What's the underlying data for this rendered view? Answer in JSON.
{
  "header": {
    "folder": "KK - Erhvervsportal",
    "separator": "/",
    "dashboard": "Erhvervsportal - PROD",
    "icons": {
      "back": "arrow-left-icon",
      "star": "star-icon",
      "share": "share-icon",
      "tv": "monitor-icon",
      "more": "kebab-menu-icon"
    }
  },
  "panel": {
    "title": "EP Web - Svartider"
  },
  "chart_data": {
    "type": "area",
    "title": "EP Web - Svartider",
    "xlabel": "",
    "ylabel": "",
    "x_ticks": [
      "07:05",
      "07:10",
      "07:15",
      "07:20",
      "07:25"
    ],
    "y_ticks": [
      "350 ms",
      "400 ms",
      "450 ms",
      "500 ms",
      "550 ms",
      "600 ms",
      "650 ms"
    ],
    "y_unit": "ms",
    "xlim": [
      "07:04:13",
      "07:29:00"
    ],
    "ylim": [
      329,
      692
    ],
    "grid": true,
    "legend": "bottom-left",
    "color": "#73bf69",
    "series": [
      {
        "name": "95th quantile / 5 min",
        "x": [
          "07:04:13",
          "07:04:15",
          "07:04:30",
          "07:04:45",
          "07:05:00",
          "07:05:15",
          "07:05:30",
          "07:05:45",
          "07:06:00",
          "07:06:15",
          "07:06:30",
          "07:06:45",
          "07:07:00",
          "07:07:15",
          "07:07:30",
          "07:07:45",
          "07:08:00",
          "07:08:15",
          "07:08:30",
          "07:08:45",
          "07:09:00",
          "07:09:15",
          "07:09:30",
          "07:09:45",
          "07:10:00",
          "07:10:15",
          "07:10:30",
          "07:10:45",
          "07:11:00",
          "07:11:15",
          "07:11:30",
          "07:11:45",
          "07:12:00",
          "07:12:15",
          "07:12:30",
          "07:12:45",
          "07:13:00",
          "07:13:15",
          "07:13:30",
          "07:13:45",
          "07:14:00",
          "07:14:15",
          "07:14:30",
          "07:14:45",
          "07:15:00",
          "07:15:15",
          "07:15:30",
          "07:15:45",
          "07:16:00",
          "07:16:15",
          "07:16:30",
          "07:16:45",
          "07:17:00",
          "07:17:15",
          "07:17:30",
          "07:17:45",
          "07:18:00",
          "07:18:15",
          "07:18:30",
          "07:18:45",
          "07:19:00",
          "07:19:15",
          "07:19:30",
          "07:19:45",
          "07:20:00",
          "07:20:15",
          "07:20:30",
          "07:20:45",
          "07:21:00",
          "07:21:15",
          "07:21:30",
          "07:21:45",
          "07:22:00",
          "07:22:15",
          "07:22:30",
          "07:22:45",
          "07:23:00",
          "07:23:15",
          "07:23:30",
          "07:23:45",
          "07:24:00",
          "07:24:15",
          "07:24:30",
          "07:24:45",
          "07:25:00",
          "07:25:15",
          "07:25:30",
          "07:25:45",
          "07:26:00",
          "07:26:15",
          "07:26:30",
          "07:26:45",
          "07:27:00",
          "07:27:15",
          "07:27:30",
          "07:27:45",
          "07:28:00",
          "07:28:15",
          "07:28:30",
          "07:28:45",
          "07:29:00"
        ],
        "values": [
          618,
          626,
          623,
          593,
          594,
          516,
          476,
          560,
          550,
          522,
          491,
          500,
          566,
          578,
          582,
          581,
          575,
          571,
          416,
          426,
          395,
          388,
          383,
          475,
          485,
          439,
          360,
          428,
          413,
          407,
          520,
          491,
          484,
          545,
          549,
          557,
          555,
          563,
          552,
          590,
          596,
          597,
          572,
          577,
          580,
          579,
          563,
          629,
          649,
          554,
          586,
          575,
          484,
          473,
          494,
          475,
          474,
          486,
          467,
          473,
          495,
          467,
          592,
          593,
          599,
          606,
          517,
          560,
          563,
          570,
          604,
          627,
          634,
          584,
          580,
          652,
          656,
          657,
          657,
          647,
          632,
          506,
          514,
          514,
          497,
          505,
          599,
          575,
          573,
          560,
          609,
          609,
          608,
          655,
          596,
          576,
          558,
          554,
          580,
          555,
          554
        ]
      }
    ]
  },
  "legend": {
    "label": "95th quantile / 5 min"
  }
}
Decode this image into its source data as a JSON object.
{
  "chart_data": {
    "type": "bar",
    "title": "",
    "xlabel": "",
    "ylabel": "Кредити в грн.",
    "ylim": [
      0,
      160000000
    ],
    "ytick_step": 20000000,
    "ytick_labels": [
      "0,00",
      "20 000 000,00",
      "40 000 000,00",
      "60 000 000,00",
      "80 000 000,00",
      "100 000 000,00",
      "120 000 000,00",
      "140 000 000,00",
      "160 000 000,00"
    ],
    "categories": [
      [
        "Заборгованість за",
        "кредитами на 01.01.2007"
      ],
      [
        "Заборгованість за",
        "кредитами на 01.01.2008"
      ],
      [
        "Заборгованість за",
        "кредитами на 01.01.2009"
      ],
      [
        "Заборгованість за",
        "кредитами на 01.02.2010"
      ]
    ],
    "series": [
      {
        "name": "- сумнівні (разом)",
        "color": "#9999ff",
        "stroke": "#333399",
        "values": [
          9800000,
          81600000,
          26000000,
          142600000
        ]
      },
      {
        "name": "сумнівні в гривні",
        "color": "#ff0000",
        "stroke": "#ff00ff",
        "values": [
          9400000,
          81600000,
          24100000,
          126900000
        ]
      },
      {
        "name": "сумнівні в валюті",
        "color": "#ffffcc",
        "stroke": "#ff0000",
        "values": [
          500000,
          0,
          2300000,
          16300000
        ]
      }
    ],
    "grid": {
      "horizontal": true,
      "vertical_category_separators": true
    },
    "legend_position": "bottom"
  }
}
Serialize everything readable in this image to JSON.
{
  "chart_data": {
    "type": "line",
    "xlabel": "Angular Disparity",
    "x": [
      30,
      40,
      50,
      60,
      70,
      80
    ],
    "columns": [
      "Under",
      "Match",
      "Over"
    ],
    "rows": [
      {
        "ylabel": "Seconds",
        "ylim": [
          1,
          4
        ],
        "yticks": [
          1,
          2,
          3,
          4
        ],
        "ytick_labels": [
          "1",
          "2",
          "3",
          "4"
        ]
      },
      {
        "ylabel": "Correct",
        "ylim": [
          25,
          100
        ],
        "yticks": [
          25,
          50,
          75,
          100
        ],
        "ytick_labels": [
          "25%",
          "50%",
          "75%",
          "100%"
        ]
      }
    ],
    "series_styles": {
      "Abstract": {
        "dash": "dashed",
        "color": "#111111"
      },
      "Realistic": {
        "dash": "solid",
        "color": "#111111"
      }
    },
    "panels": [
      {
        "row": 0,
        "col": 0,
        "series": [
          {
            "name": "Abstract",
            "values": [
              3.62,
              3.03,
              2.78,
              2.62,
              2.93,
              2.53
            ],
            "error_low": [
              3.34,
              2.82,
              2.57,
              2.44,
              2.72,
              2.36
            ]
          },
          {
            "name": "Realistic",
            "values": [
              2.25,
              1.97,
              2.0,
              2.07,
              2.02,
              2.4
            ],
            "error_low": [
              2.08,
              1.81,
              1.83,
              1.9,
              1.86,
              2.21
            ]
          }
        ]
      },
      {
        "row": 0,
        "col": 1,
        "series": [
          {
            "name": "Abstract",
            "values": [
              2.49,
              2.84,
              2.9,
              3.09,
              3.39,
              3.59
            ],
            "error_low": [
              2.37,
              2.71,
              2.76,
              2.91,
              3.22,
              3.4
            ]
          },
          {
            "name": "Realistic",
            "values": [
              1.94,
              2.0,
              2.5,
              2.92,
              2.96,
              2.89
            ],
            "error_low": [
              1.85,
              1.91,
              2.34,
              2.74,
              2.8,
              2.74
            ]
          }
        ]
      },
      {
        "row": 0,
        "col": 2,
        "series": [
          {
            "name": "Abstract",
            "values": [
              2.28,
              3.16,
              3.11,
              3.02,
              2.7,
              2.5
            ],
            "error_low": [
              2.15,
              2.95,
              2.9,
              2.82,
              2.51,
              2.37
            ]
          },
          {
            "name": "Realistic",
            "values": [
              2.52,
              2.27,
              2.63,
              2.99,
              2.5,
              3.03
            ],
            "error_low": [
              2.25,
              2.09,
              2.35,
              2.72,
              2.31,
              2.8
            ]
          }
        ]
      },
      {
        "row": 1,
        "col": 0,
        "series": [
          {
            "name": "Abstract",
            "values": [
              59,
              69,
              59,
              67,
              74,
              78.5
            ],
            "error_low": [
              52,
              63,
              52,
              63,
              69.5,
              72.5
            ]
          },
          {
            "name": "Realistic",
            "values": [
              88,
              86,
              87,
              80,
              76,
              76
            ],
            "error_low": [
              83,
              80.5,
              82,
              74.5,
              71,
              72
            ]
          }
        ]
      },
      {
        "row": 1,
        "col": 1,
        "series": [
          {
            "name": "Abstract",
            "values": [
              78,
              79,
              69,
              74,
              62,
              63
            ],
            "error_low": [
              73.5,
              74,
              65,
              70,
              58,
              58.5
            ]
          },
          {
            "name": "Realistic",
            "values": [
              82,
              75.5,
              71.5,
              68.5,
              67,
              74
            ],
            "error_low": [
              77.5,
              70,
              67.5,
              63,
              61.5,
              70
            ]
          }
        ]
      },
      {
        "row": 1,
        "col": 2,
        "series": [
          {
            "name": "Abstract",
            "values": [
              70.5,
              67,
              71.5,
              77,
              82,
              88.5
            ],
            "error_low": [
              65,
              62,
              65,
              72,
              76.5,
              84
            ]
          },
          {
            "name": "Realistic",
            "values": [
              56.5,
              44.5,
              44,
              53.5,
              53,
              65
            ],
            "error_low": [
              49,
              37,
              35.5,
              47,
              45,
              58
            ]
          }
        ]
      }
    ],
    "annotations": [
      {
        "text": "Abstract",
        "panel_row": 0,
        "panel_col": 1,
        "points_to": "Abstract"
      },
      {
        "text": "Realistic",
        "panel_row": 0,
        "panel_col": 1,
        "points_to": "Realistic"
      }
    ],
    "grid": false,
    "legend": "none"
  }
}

-=-=-=-=-

*Short problem*: In the records above, locate the lines holding the word "bottom". Copy each of them.

*Written response*:
    "legend": "bottom-left",
    "legend_position": "bottom"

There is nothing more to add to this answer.